Rows taken from a dataset
----------

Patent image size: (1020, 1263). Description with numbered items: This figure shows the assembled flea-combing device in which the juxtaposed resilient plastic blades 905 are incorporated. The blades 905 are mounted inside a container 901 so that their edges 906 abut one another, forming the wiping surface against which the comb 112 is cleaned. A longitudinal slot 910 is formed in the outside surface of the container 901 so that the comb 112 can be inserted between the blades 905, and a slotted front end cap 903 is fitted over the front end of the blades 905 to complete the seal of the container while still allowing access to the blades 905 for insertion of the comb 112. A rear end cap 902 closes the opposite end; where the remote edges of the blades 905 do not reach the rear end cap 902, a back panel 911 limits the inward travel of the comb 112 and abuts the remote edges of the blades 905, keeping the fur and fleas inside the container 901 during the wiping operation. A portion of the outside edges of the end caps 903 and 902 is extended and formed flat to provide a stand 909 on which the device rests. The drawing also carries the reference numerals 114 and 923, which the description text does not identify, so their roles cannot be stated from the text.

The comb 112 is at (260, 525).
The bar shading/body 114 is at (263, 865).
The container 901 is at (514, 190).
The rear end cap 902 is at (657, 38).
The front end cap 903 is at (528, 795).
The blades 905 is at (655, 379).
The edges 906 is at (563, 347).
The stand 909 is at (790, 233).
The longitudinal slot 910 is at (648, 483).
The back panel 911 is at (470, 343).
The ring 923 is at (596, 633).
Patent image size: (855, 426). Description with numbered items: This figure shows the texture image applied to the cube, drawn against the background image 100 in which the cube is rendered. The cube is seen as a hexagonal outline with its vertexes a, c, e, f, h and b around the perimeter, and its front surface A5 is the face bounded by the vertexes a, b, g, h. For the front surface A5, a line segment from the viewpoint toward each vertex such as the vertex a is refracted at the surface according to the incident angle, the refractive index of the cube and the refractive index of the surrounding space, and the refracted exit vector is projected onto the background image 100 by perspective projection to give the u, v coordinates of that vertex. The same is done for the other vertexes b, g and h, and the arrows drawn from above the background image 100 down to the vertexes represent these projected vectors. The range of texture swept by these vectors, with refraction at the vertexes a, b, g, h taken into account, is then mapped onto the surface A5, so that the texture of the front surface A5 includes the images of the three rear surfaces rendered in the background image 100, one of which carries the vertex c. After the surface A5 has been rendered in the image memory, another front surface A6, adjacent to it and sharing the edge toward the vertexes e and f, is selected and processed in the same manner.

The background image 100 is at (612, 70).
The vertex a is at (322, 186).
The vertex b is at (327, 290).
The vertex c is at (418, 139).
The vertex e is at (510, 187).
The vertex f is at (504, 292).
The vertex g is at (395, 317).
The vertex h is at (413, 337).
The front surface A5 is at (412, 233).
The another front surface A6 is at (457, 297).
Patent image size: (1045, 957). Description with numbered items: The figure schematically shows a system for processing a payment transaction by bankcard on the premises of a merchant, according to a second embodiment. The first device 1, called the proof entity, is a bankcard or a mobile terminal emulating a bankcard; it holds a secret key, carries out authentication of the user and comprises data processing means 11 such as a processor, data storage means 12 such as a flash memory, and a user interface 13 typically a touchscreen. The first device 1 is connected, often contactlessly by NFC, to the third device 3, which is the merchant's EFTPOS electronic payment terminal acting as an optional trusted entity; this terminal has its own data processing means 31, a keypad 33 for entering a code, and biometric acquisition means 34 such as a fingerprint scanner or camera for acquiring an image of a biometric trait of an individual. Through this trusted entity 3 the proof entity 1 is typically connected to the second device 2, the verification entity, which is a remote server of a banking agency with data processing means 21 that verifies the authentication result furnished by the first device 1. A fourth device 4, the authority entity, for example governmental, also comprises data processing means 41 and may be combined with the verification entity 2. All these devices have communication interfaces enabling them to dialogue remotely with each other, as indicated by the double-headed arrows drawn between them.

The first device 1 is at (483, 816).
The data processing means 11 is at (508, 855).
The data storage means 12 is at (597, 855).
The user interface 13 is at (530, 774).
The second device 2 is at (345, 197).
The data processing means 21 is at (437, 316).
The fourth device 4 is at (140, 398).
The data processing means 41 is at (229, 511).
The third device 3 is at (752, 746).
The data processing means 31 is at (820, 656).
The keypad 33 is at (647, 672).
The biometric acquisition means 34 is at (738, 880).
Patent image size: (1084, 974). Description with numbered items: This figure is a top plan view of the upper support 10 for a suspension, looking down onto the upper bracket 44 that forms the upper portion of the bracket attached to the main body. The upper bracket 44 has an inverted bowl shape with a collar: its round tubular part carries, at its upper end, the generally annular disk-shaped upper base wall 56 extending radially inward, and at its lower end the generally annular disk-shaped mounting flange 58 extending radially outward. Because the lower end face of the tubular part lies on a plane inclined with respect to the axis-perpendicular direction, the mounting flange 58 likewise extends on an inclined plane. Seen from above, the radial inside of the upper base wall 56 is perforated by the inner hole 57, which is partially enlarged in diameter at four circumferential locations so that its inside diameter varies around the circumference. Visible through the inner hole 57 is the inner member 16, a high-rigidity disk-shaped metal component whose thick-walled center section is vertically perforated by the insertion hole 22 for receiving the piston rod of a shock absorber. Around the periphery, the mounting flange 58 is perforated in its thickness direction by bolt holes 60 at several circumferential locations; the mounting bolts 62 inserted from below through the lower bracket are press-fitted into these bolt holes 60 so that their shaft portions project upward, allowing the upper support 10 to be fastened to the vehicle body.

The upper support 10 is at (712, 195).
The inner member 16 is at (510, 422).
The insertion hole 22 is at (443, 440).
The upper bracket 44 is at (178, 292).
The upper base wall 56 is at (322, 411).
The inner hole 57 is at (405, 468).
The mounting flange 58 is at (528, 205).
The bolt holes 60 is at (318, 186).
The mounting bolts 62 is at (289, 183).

----------

▸ What to do
Reproduce each of the entries above line for line, without changing a single character.

▸ Answer to the problem
Patent image size: (1020, 1263). Description with numbered items: This figure shows the assembled flea-combing device in which the juxtaposed resilient plastic blades 905 are incorporated. The blades 905 are mounted inside a container 901 so that their edges 906 abut one another, forming the wiping surface against which the comb 112 is cleaned. A longitudinal slot 910 is formed in the outside surface of the container 901 so that the comb 112 can be inserted between the blades 905, and a slotted front end cap 903 is fitted over the front end of the blades 905 to complete the seal of the container while still allowing access to the blades 905 for insertion of the comb 112. A rear end cap 902 closes the opposite end; where the remote edges of the blades 905 do not reach the rear end cap 902, a back panel 911 limits the inward travel of the comb 112 and abuts the remote edges of the blades 905, keeping the fur and fleas inside the container 901 during the wiping operation. A portion of the outside edges of the end caps 903 and 902 is extended and formed flat to provide a stand 909 on which the device rests. The drawing also carries the reference numerals 114 and 923, which the description text does not identify, so their roles cannot be stated from the text.

The comb 112 is at (260, 525).
The bar shading/body 114 is at (263, 865).
The container 901 is at (514, 190).
The rear end cap 902 is at (657, 38).
The front end cap 903 is at (528, 795).
The blades 905 is at (655, 379).
The edges 906 is at (563, 347).
The stand 909 is at (790, 233).
The longitudinal slot 910 is at (648, 483).
The back panel 911 is at (470, 343).
The ring 923 is at (596, 633).
Patent image size: (855, 426). Description with numbered items: This figure shows the texture image applied to the cube, drawn against the background image 100 in which the cube is rendered. The cube is seen as a hexagonal outline with its vertexes a, c, e, f, h and b around the perimeter, and its front surface A5 is the face bounded by the vertexes a, b, g, h. For the front surface A5, a line segment from the viewpoint toward each vertex such as the vertex a is refracted at the surface according to the incident angle, the refractive index of the cube and the refractive index of the surrounding space, and the refracted exit vector is projected onto the background image 100 by perspective projection to give the u, v coordinates of that vertex. The same is done for the other vertexes b, g and h, and the arrows drawn from above the background image 100 down to the vertexes represent these projected vectors. The range of texture swept by these vectors, with refraction at the vertexes a, b, g, h taken into account, is then mapped onto the surface A5, so that the texture of the front surface A5 includes the images of the three rear surfaces rendered in the background image 100, one of which carries the vertex c. After the surface A5 has been rendered in the image memory, another front surface A6, adjacent to it and sharing the edge toward the vertexes e and f, is selected and processed in the same manner.

The background image 100 is at (612, 70).
The vertex a is at (322, 186).
The vertex b is at (327, 290).
The vertex c is at (418, 139).
The vertex e is at (510, 187).
The vertex f is at (504, 292).
The vertex g is at (395, 317).
The vertex h is at (413, 337).
The front surface A5 is at (412, 233).
The another front surface A6 is at (457, 297).
Patent image size: (1045, 957). Description with numbered items: The figure schematically shows a system for processing a payment transaction by bankcard on the premises of a merchant, according to a second embodiment. The first device 1, called the proof entity, is a bankcard or a mobile terminal emulating a bankcard; it holds a secret key, carries out authentication of the user and comprises data processing means 11 such as a processor, data storage means 12 such as a flash memory, and a user interface 13 typically a touchscreen. The first device 1 is connected, often contactlessly by NFC, to the third device 3, which is the merchant's EFTPOS electronic payment terminal acting as an optional trusted entity; this terminal has its own data processing means 31, a keypad 33 for entering a code, and biometric acquisition means 34 such as a fingerprint scanner or camera for acquiring an image of a biometric trait of an individual. Through this trusted entity 3 the proof entity 1 is typically connected to the second device 2, the verification entity, which is a remote server of a banking agency with data processing means 21 that verifies the authentication result furnished by the first device 1. A fourth device 4, the authority entity, for example governmental, also comprises data processing means 41 and may be combined with the verification entity 2. All these devices have communication interfaces enabling them to dialogue remotely with each other, as indicated by the double-headed arrows drawn between them.

The first device 1 is at (483, 816).
The data processing means 11 is at (508, 855).
The data storage means 12 is at (597, 855).
The user interface 13 is at (530, 774).
The second device 2 is at (345, 197).
The data processing means 21 is at (437, 316).
The fourth device 4 is at (140, 398).
The data processing means 41 is at (229, 511).
The third device 3 is at (752, 746).
The data processing means 31 is at (820, 656).
The keypad 33 is at (647, 672).
The biometric acquisition means 34 is at (738, 880).
Patent image size: (1084, 974). Description with numbered items: This figure is a top plan view of the upper support 10 for a suspension, looking down onto the upper bracket 44 that forms the upper portion of the bracket attached to the main body. The upper bracket 44 has an inverted bowl shape with a collar: its round tubular part carries, at its upper end, the generally annular disk-shaped upper base wall 56 extending radially inward, and at its lower end the generally annular disk-shaped mounting flange 58 extending radially outward. Because the lower end face of the tubular part lies on a plane inclined with respect to the axis-perpendicular direction, the mounting flange 58 likewise extends on an inclined plane. Seen from above, the radial inside of the upper base wall 56 is perforated by the inner hole 57, which is partially enlarged in diameter at four circumferential locations so that its inside diameter varies around the circumference. Visible through the inner hole 57 is the inner member 16, a high-rigidity disk-shaped metal component whose thick-walled center section is vertically perforated by the insertion hole 22 for receiving the piston rod of a shock absorber. Around the periphery, the mounting flange 58 is perforated in its thickness direction by bolt holes 60 at several circumferential locations; the mounting bolts 62 inserted from below through the lower bracket are press-fitted into these bolt holes 60 so that their shaft portions project upward, allowing the upper support 10 to be fastened to the vehicle body.

The upper support 10 is at (712, 195).
The inner member 16 is at (510, 422).
The insertion hole 22 is at (443, 440).
The upper bracket 44 is at (178, 292).
The upper base wall 56 is at (322, 411).
The inner hole 57 is at (405, 468).
The mounting flange 58 is at (528, 205).
The bolt holes 60 is at (318, 186).
The mounting bolts 62 is at (289, 183).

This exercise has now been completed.